**Exercise:**
Copy out every line exactly, passing over the pictures.

Start Material

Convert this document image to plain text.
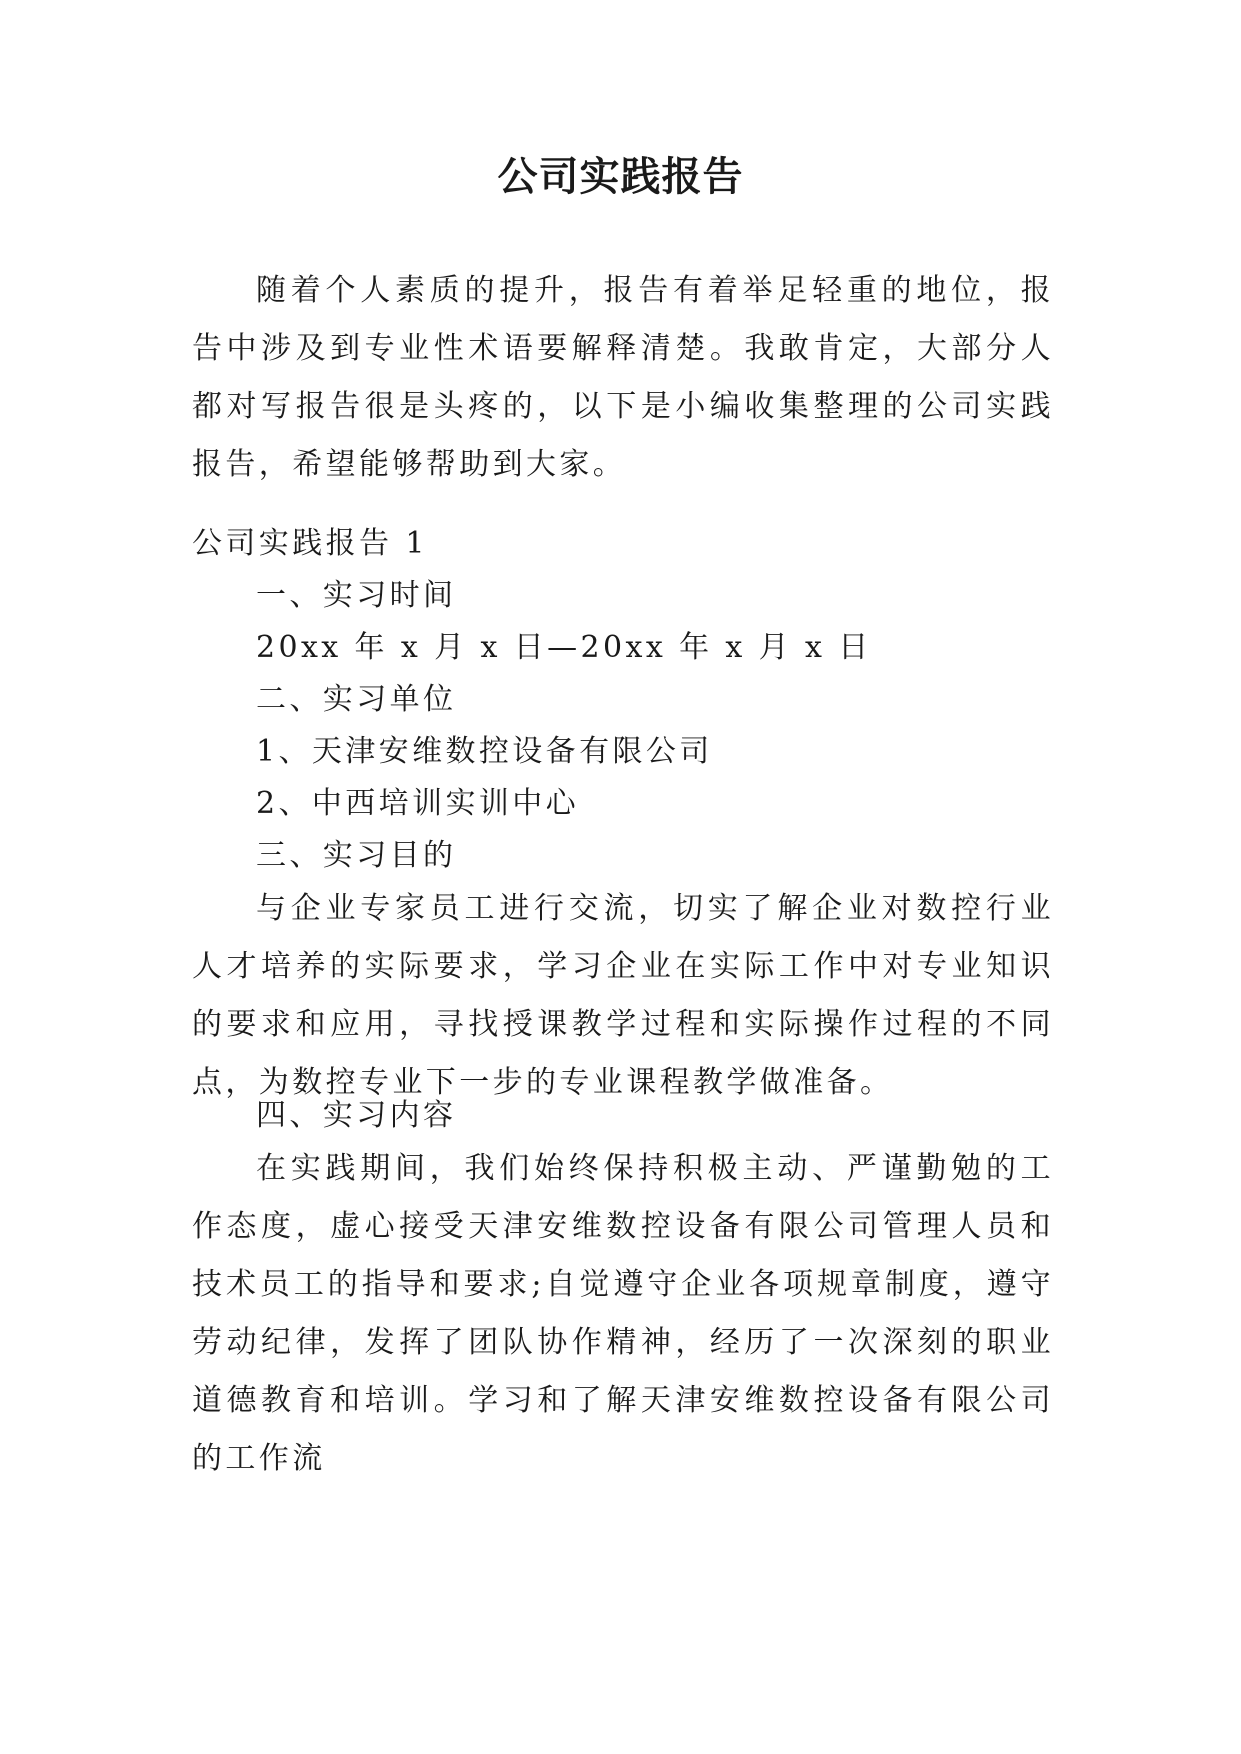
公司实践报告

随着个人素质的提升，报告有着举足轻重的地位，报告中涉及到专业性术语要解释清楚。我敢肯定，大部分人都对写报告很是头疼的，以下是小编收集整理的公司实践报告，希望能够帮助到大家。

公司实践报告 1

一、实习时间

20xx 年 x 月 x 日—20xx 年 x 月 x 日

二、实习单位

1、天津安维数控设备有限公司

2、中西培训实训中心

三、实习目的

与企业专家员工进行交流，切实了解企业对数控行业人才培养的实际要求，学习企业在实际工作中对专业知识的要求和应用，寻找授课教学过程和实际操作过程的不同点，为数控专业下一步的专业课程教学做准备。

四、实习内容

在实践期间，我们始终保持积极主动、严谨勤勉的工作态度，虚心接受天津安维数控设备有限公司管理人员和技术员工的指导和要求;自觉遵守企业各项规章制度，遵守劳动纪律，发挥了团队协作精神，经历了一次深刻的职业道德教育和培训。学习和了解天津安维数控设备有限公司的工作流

End Material

**Result:**
Convert this document image to plain text.
公司实践报告

随着个人素质的提升，报告有着举足轻重的地位，报告中涉及到专业性术语要解释清楚。我敢肯定，大部分人都对写报告很是头疼的，以下是小编收集整理的公司实践报告，希望能够帮助到大家。

公司实践报告 1

一、实习时间

20xx 年 x 月 x 日—20xx 年 x 月 x 日

二、实习单位

1、天津安维数控设备有限公司

2、中西培训实训中心

三、实习目的

与企业专家员工进行交流，切实了解企业对数控行业人才培养的实际要求，学习企业在实际工作中对专业知识的要求和应用，寻找授课教学过程和实际操作过程的不同点，为数控专业下一步的专业课程教学做准备。

四、实习内容

在实践期间，我们始终保持积极主动、严谨勤勉的工作态度，虚心接受天津安维数控设备有限公司管理人员和技术员工的指导和要求;自觉遵守企业各项规章制度，遵守劳动纪律，发挥了团队协作精神，经历了一次深刻的职业道德教育和培训。学习和了解天津安维数控设备有限公司的工作流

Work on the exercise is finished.